[DATA EXCERPTS start]

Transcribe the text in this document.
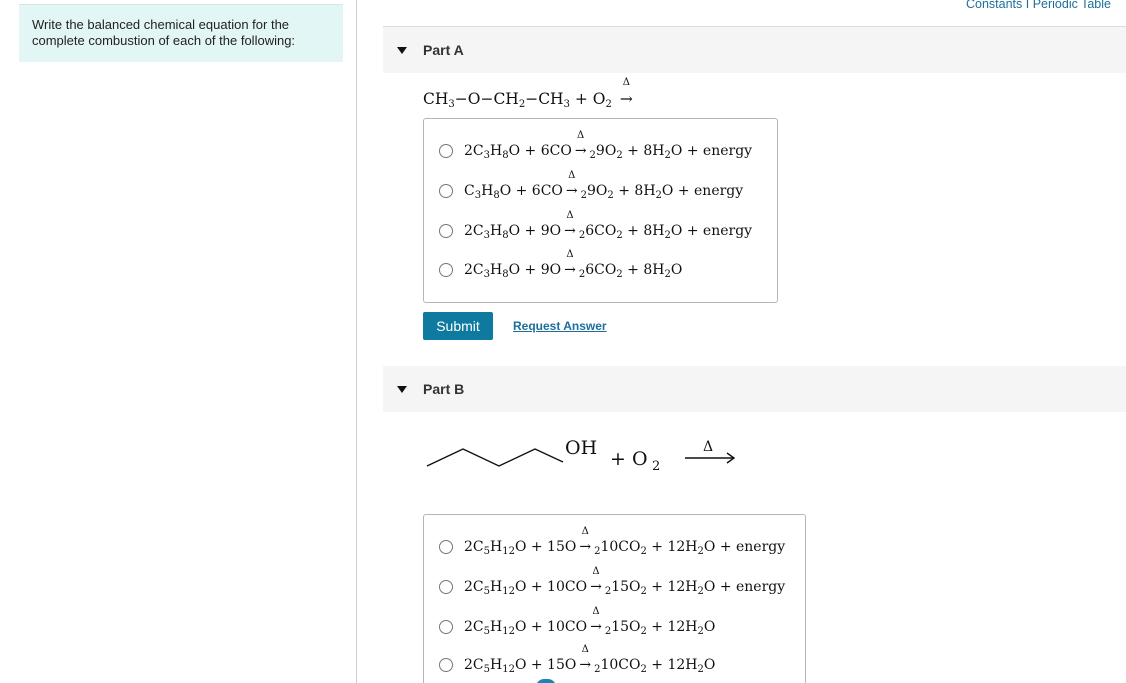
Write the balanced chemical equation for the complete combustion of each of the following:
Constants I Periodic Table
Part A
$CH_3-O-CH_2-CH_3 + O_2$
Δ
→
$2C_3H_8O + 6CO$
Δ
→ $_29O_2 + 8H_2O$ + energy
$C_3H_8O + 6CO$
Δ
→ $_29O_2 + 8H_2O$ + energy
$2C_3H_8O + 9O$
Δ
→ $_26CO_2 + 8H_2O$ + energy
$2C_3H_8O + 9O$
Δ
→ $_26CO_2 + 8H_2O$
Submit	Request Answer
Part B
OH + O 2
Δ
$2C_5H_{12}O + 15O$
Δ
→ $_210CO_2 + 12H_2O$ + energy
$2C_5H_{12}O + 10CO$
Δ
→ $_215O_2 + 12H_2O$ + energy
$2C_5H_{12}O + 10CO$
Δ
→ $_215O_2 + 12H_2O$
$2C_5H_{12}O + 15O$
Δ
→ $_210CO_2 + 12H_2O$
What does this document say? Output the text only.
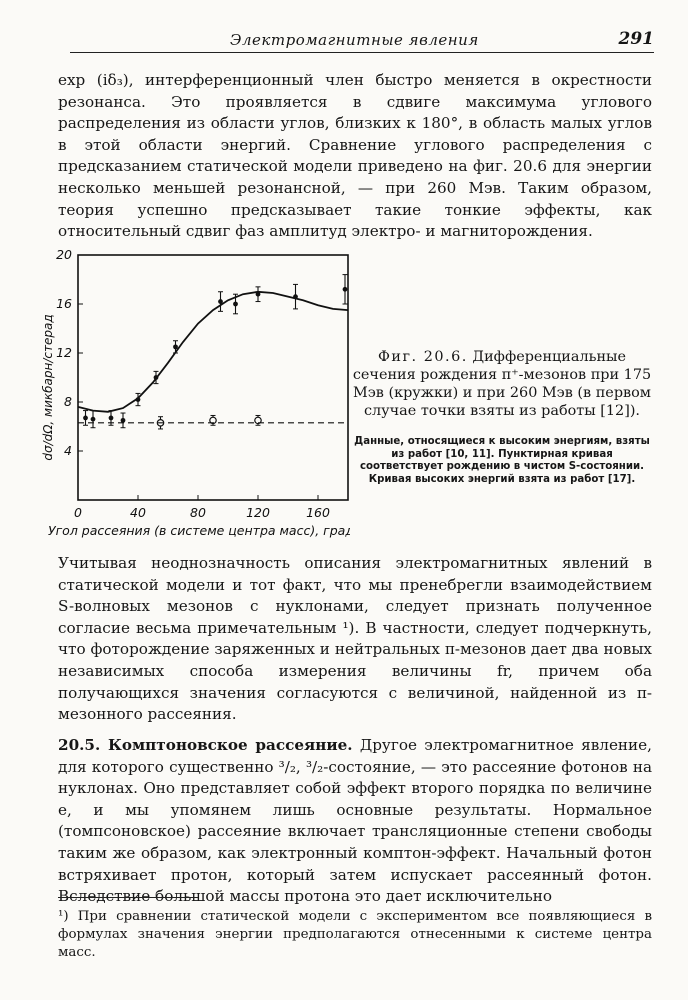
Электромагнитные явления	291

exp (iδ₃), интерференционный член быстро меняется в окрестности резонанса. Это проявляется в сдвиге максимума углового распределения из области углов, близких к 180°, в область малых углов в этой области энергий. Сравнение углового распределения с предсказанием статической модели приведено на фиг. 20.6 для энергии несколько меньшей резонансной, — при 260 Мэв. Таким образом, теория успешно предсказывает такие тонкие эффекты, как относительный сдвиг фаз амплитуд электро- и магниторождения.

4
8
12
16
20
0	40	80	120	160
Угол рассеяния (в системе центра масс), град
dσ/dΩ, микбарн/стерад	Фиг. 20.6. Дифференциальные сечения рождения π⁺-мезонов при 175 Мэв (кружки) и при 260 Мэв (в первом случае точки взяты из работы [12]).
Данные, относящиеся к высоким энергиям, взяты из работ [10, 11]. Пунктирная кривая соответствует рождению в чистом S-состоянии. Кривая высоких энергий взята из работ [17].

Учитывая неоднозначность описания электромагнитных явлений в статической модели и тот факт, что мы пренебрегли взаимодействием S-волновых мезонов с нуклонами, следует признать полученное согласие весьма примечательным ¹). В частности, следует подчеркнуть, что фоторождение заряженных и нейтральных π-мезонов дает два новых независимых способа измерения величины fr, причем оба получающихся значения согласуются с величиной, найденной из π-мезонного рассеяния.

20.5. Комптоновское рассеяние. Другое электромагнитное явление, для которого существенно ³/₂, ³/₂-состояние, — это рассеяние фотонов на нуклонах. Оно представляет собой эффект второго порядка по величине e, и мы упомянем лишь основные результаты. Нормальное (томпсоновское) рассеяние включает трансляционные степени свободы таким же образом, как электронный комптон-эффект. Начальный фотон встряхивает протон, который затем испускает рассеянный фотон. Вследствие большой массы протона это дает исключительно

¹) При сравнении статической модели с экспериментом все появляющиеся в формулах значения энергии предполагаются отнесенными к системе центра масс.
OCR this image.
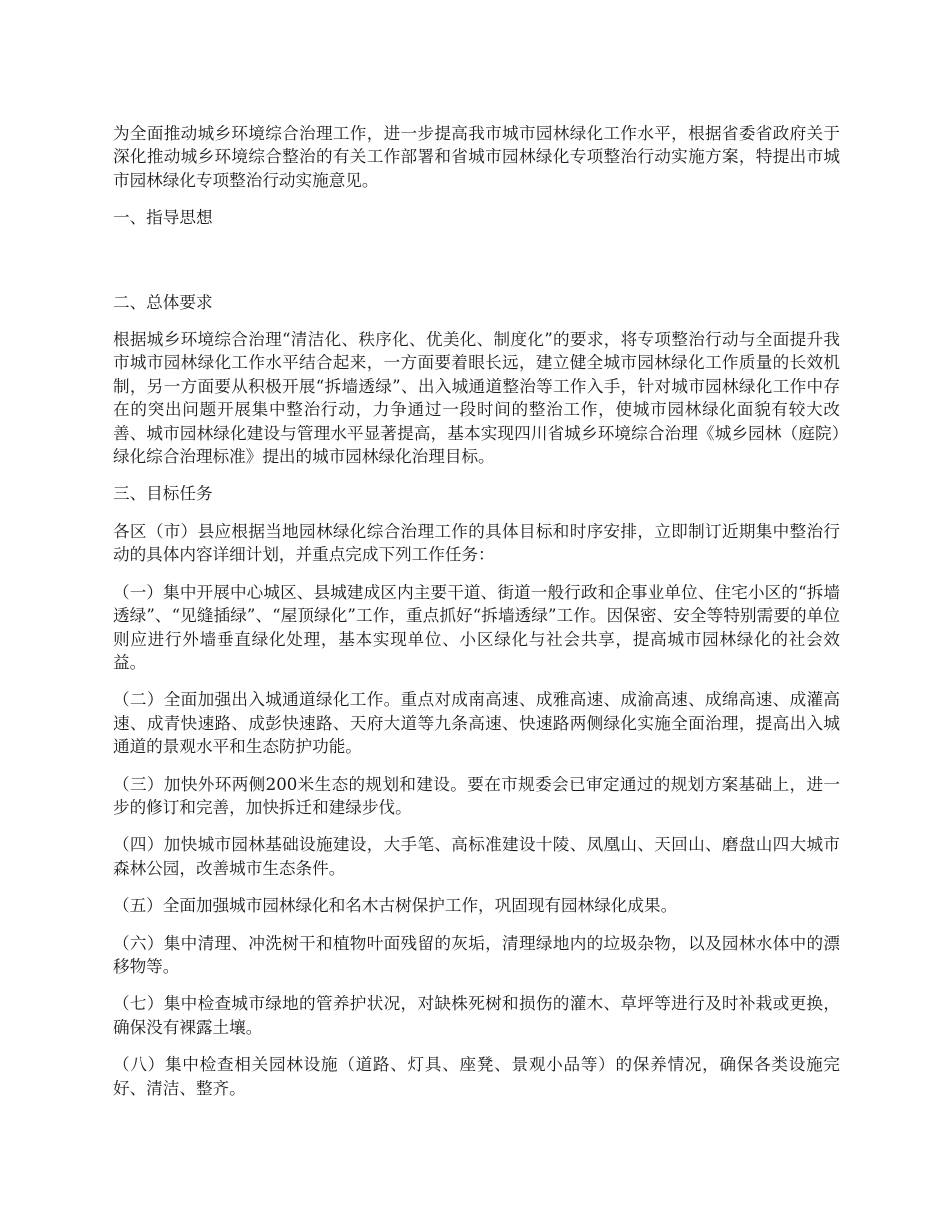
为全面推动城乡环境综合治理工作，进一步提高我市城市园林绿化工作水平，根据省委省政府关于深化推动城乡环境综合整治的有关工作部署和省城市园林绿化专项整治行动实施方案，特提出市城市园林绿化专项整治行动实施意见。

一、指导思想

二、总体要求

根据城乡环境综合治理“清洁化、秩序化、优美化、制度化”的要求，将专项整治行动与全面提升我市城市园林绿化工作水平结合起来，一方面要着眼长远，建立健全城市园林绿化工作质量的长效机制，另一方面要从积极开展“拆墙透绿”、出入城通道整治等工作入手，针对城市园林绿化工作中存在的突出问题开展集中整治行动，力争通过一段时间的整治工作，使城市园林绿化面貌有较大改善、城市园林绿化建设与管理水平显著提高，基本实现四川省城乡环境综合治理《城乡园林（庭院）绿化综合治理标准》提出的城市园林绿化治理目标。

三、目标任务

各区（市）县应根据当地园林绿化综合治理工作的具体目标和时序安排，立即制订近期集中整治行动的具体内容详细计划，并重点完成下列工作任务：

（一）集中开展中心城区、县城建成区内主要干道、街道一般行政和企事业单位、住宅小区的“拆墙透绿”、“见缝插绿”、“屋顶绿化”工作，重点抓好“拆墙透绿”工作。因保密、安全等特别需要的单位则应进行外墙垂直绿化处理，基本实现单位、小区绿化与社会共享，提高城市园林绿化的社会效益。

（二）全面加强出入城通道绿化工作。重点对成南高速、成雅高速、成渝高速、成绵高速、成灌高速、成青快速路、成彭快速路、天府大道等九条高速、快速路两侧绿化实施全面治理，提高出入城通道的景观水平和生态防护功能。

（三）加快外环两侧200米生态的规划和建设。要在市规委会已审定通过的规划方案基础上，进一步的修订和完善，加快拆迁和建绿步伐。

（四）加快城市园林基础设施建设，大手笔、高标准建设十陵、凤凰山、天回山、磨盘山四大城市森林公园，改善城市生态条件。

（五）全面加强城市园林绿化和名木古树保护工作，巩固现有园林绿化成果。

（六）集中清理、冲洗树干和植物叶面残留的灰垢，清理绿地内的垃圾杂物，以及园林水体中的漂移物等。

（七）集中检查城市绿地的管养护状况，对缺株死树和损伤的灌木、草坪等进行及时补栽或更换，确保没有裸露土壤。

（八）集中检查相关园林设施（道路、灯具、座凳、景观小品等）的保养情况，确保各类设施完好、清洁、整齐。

[DATA EXCERPTS end]

AIM OF THE TASK:
Quote each record exactly as it stands, minus the pictures.

THE RESULT:
Transcribe the text in this document.
Write the balanced chemical equation for the complete combustion of each of the following:
Constants I Periodic Table
Part A
$CH_3-O-CH_2-CH_3 + O_2$
Δ
→
$2C_3H_8O + 6CO$
Δ
→ $_29O_2 + 8H_2O$ + energy
$C_3H_8O + 6CO$
Δ
→ $_29O_2 + 8H_2O$ + energy
$2C_3H_8O + 9O$
Δ
→ $_26CO_2 + 8H_2O$ + energy
$2C_3H_8O + 9O$
Δ
→ $_26CO_2 + 8H_2O$
Submit	Request Answer
Part B
OH + O 2
Δ
$2C_5H_{12}O + 15O$
Δ
→ $_210CO_2 + 12H_2O$ + energy
$2C_5H_{12}O + 10CO$
Δ
→ $_215O_2 + 12H_2O$ + energy
$2C_5H_{12}O + 10CO$
Δ
→ $_215O_2 + 12H_2O$
$2C_5H_{12}O + 15O$
Δ
→ $_210CO_2 + 12H_2O$
What does this document say? Output the text only.
Электромагнитные явления	291

exp (iδ₃), интерференционный член быстро меняется в окрестности резонанса. Это проявляется в сдвиге максимума углового распределения из области углов, близких к 180°, в область малых углов в этой области энергий. Сравнение углового распределения с предсказанием статической модели приведено на фиг. 20.6 для энергии несколько меньшей резонансной, — при 260 Мэв. Таким образом, теория успешно предсказывает такие тонкие эффекты, как относительный сдвиг фаз амплитуд электро- и магниторождения.

4
8
12
16
20
0	40	80	120	160
Угол рассеяния (в системе центра масс), град
dσ/dΩ, микбарн/стерад	Фиг. 20.6. Дифференциальные сечения рождения π⁺-мезонов при 175 Мэв (кружки) и при 260 Мэв (в первом случае точки взяты из работы [12]).
Данные, относящиеся к высоким энергиям, взяты из работ [10, 11]. Пунктирная кривая соответствует рождению в чистом S-состоянии. Кривая высоких энергий взята из работ [17].

Учитывая неоднозначность описания электромагнитных явлений в статической модели и тот факт, что мы пренебрегли взаимодействием S-волновых мезонов с нуклонами, следует признать полученное согласие весьма примечательным ¹). В частности, следует подчеркнуть, что фоторождение заряженных и нейтральных π-мезонов дает два новых независимых способа измерения величины fr, причем оба получающихся значения согласуются с величиной, найденной из π-мезонного рассеяния.

20.5. Комптоновское рассеяние. Другое электромагнитное явление, для которого существенно ³/₂, ³/₂-состояние, — это рассеяние фотонов на нуклонах. Оно представляет собой эффект второго порядка по величине e, и мы упомянем лишь основные результаты. Нормальное (томпсоновское) рассеяние включает трансляционные степени свободы таким же образом, как электронный комптон-эффект. Начальный фотон встряхивает протон, который затем испускает рассеянный фотон. Вследствие большой массы протона это дает исключительно

¹) При сравнении статической модели с экспериментом все появляющиеся в формулах значения энергии предполагаются отнесенными к системе центра масс.
OCR this image.
为全面推动城乡环境综合治理工作，进一步提高我市城市园林绿化工作水平，根据省委省政府关于深化推动城乡环境综合整治的有关工作部署和省城市园林绿化专项整治行动实施方案，特提出市城市园林绿化专项整治行动实施意见。

一、指导思想

二、总体要求

根据城乡环境综合治理“清洁化、秩序化、优美化、制度化”的要求，将专项整治行动与全面提升我市城市园林绿化工作水平结合起来，一方面要着眼长远，建立健全城市园林绿化工作质量的长效机制，另一方面要从积极开展“拆墙透绿”、出入城通道整治等工作入手，针对城市园林绿化工作中存在的突出问题开展集中整治行动，力争通过一段时间的整治工作，使城市园林绿化面貌有较大改善、城市园林绿化建设与管理水平显著提高，基本实现四川省城乡环境综合治理《城乡园林（庭院）绿化综合治理标准》提出的城市园林绿化治理目标。

三、目标任务

各区（市）县应根据当地园林绿化综合治理工作的具体目标和时序安排，立即制订近期集中整治行动的具体内容详细计划，并重点完成下列工作任务：

（一）集中开展中心城区、县城建成区内主要干道、街道一般行政和企事业单位、住宅小区的“拆墙透绿”、“见缝插绿”、“屋顶绿化”工作，重点抓好“拆墙透绿”工作。因保密、安全等特别需要的单位则应进行外墙垂直绿化处理，基本实现单位、小区绿化与社会共享，提高城市园林绿化的社会效益。

（二）全面加强出入城通道绿化工作。重点对成南高速、成雅高速、成渝高速、成绵高速、成灌高速、成青快速路、成彭快速路、天府大道等九条高速、快速路两侧绿化实施全面治理，提高出入城通道的景观水平和生态防护功能。

（三）加快外环两侧200米生态的规划和建设。要在市规委会已审定通过的规划方案基础上，进一步的修订和完善，加快拆迁和建绿步伐。

（四）加快城市园林基础设施建设，大手笔、高标准建设十陵、凤凰山、天回山、磨盘山四大城市森林公园，改善城市生态条件。

（五）全面加强城市园林绿化和名木古树保护工作，巩固现有园林绿化成果。

（六）集中清理、冲洗树干和植物叶面残留的灰垢，清理绿地内的垃圾杂物，以及园林水体中的漂移物等。

（七）集中检查城市绿地的管养护状况，对缺株死树和损伤的灌木、草坪等进行及时补栽或更换，确保没有裸露土壤。

（八）集中检查相关园林设施（道路、灯具、座凳、景观小品等）的保养情况，确保各类设施完好、清洁、整齐。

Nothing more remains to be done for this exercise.